Print every one of the records below verbatim, keeping each line as it stands.
--------------------------------
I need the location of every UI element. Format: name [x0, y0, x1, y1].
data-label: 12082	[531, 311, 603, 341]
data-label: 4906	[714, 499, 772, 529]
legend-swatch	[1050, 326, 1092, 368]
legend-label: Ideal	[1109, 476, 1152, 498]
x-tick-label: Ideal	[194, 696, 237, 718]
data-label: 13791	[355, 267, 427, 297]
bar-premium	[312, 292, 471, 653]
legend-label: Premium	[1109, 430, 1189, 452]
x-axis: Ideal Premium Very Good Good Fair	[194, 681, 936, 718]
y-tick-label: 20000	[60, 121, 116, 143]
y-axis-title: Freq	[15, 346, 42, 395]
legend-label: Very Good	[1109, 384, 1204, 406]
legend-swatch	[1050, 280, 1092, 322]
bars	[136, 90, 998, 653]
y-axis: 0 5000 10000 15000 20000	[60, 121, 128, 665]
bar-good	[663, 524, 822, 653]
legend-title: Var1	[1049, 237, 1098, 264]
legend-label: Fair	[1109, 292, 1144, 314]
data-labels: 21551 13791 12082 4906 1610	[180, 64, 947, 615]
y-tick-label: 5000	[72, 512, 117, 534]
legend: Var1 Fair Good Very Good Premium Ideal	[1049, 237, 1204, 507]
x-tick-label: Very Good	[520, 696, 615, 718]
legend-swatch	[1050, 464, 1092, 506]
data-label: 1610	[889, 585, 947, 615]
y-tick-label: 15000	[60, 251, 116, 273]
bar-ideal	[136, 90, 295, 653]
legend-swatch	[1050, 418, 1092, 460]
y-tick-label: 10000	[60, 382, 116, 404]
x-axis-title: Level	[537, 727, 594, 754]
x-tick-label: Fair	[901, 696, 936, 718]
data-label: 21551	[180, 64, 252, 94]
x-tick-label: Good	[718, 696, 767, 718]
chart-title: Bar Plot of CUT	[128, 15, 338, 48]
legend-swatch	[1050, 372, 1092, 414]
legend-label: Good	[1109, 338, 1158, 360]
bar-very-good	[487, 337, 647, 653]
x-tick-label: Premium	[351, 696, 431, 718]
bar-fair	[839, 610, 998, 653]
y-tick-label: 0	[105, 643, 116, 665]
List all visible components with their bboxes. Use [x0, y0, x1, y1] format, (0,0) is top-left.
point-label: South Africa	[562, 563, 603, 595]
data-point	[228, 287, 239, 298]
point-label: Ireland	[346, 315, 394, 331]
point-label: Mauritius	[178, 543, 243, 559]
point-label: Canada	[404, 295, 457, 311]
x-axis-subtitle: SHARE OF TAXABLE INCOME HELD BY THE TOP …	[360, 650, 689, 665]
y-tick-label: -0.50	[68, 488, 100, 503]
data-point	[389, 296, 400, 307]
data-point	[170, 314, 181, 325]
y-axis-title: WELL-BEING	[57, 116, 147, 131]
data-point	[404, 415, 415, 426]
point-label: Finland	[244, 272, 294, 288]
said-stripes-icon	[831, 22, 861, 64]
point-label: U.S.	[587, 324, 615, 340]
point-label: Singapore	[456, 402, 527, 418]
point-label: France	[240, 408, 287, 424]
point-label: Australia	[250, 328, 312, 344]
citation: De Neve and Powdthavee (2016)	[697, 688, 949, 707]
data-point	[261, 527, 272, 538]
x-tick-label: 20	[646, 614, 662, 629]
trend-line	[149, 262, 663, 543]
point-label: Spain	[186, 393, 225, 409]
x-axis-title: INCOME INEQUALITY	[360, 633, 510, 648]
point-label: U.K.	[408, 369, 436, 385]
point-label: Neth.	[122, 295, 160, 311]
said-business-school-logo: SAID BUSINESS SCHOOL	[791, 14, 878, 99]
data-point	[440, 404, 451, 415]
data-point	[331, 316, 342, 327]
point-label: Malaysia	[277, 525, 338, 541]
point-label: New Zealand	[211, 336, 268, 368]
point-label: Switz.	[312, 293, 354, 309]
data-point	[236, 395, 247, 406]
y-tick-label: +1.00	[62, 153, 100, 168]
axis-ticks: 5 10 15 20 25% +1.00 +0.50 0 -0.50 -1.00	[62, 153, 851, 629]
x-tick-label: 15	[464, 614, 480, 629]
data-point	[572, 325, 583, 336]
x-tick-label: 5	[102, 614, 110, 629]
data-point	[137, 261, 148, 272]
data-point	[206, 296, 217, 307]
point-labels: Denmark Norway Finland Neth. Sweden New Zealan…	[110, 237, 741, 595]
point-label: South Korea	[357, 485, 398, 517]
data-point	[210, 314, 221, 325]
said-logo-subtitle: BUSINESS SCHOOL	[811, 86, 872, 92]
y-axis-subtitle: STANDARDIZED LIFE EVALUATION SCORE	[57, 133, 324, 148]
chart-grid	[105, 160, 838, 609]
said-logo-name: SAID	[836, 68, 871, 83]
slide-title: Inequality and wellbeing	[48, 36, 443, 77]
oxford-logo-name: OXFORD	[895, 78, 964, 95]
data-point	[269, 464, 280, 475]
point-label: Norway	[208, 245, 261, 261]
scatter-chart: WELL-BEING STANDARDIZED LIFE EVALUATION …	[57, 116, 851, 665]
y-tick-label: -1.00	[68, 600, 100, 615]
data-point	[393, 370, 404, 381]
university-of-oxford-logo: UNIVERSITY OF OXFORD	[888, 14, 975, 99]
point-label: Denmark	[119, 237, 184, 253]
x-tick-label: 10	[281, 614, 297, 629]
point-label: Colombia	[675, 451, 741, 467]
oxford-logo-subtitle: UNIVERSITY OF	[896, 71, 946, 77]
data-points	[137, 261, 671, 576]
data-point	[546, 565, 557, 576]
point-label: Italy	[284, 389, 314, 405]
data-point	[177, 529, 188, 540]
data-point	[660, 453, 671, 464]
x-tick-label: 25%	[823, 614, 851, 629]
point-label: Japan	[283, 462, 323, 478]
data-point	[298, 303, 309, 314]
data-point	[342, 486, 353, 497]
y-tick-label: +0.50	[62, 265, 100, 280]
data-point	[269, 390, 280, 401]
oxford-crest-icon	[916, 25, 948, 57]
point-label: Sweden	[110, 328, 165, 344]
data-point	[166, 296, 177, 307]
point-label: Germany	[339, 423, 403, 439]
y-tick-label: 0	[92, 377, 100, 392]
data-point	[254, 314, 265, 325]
--------------------------------
=== Problem solution ===
I need the location of every UI element. Format: name [x0, y0, x1, y1].
data-label: 12082	[531, 311, 603, 341]
data-label: 4906	[714, 499, 772, 529]
legend-swatch	[1050, 326, 1092, 368]
legend-label: Ideal	[1109, 476, 1152, 498]
x-tick-label: Ideal	[194, 696, 237, 718]
data-label: 13791	[355, 267, 427, 297]
bar-premium	[312, 292, 471, 653]
legend-label: Premium	[1109, 430, 1189, 452]
x-axis: Ideal Premium Very Good Good Fair	[194, 681, 936, 718]
y-tick-label: 20000	[60, 121, 116, 143]
y-axis-title: Freq	[15, 346, 42, 395]
legend-label: Very Good	[1109, 384, 1204, 406]
legend-swatch	[1050, 280, 1092, 322]
bars	[136, 90, 998, 653]
y-axis: 0 5000 10000 15000 20000	[60, 121, 128, 665]
bar-good	[663, 524, 822, 653]
legend-title: Var1	[1049, 237, 1098, 264]
legend-label: Fair	[1109, 292, 1144, 314]
data-labels: 21551 13791 12082 4906 1610	[180, 64, 947, 615]
y-tick-label: 5000	[72, 512, 117, 534]
legend: Var1 Fair Good Very Good Premium Ideal	[1049, 237, 1204, 507]
x-tick-label: Very Good	[520, 696, 615, 718]
legend-swatch	[1050, 464, 1092, 506]
data-label: 1610	[889, 585, 947, 615]
y-tick-label: 15000	[60, 251, 116, 273]
bar-ideal	[136, 90, 295, 653]
legend-swatch	[1050, 418, 1092, 460]
y-tick-label: 10000	[60, 382, 116, 404]
x-axis-title: Level	[537, 727, 594, 754]
x-tick-label: Fair	[901, 696, 936, 718]
data-label: 21551	[180, 64, 252, 94]
x-tick-label: Good	[718, 696, 767, 718]
chart-title: Bar Plot of CUT	[128, 15, 338, 48]
legend-swatch	[1050, 372, 1092, 414]
legend-label: Good	[1109, 338, 1158, 360]
bar-very-good	[487, 337, 647, 653]
x-tick-label: Premium	[351, 696, 431, 718]
bar-fair	[839, 610, 998, 653]
y-tick-label: 0	[105, 643, 116, 665]
List all visible components with their bboxes. Use [x0, y0, x1, y1] format, (0,0) is top-left.
point-label: South Africa	[562, 563, 603, 595]
data-point	[228, 287, 239, 298]
point-label: Ireland	[346, 315, 394, 331]
point-label: Mauritius	[178, 543, 243, 559]
point-label: Canada	[404, 295, 457, 311]
x-axis-subtitle: SHARE OF TAXABLE INCOME HELD BY THE TOP …	[360, 650, 689, 665]
y-tick-label: -0.50	[68, 488, 100, 503]
data-point	[389, 296, 400, 307]
data-point	[170, 314, 181, 325]
y-axis-title: WELL-BEING	[57, 116, 147, 131]
data-point	[404, 415, 415, 426]
point-label: Finland	[244, 272, 294, 288]
said-stripes-icon	[831, 22, 861, 64]
point-label: U.S.	[587, 324, 615, 340]
point-label: Singapore	[456, 402, 527, 418]
point-label: France	[240, 408, 287, 424]
point-label: Australia	[250, 328, 312, 344]
citation: De Neve and Powdthavee (2016)	[697, 688, 949, 707]
data-point	[261, 527, 272, 538]
x-tick-label: 20	[646, 614, 662, 629]
trend-line	[149, 262, 663, 543]
point-label: Spain	[186, 393, 225, 409]
x-axis-title: INCOME INEQUALITY	[360, 633, 510, 648]
point-label: U.K.	[408, 369, 436, 385]
point-label: Neth.	[122, 295, 160, 311]
said-business-school-logo: SAID BUSINESS SCHOOL	[791, 14, 878, 99]
data-point	[440, 404, 451, 415]
data-point	[331, 316, 342, 327]
point-label: Malaysia	[277, 525, 338, 541]
point-label: New Zealand	[211, 336, 268, 368]
point-label: Switz.	[312, 293, 354, 309]
data-point	[236, 395, 247, 406]
y-tick-label: +1.00	[62, 153, 100, 168]
axis-ticks: 5 10 15 20 25% +1.00 +0.50 0 -0.50 -1.00	[62, 153, 851, 629]
x-tick-label: 15	[464, 614, 480, 629]
data-point	[572, 325, 583, 336]
x-tick-label: 5	[102, 614, 110, 629]
data-point	[137, 261, 148, 272]
data-point	[206, 296, 217, 307]
point-labels: Denmark Norway Finland Neth. Sweden New Zealan…	[110, 237, 741, 595]
point-label: South Korea	[357, 485, 398, 517]
data-point	[210, 314, 221, 325]
said-logo-subtitle: BUSINESS SCHOOL	[811, 86, 872, 92]
y-axis-subtitle: STANDARDIZED LIFE EVALUATION SCORE	[57, 133, 324, 148]
chart-grid	[105, 160, 838, 609]
said-logo-name: SAID	[836, 68, 871, 83]
slide-title: Inequality and wellbeing	[48, 36, 443, 77]
oxford-logo-name: OXFORD	[895, 78, 964, 95]
data-point	[269, 464, 280, 475]
point-label: Norway	[208, 245, 261, 261]
scatter-chart: WELL-BEING STANDARDIZED LIFE EVALUATION …	[57, 116, 851, 665]
y-tick-label: -1.00	[68, 600, 100, 615]
data-point	[393, 370, 404, 381]
university-of-oxford-logo: UNIVERSITY OF OXFORD	[888, 14, 975, 99]
point-label: Denmark	[119, 237, 184, 253]
x-tick-label: 10	[281, 614, 297, 629]
point-label: Colombia	[675, 451, 741, 467]
oxford-logo-subtitle: UNIVERSITY OF	[896, 71, 946, 77]
data-points	[137, 261, 671, 576]
data-point	[546, 565, 557, 576]
point-label: Italy	[284, 389, 314, 405]
data-point	[177, 529, 188, 540]
data-point	[660, 453, 671, 464]
x-tick-label: 25%	[823, 614, 851, 629]
point-label: Japan	[283, 462, 323, 478]
data-point	[298, 303, 309, 314]
data-point	[342, 486, 353, 497]
y-tick-label: +0.50	[62, 265, 100, 280]
data-point	[269, 390, 280, 401]
oxford-crest-icon	[916, 25, 948, 57]
point-label: Sweden	[110, 328, 165, 344]
data-point	[166, 296, 177, 307]
point-label: Germany	[339, 423, 403, 439]
y-tick-label: 0	[92, 377, 100, 392]
data-point	[254, 314, 265, 325]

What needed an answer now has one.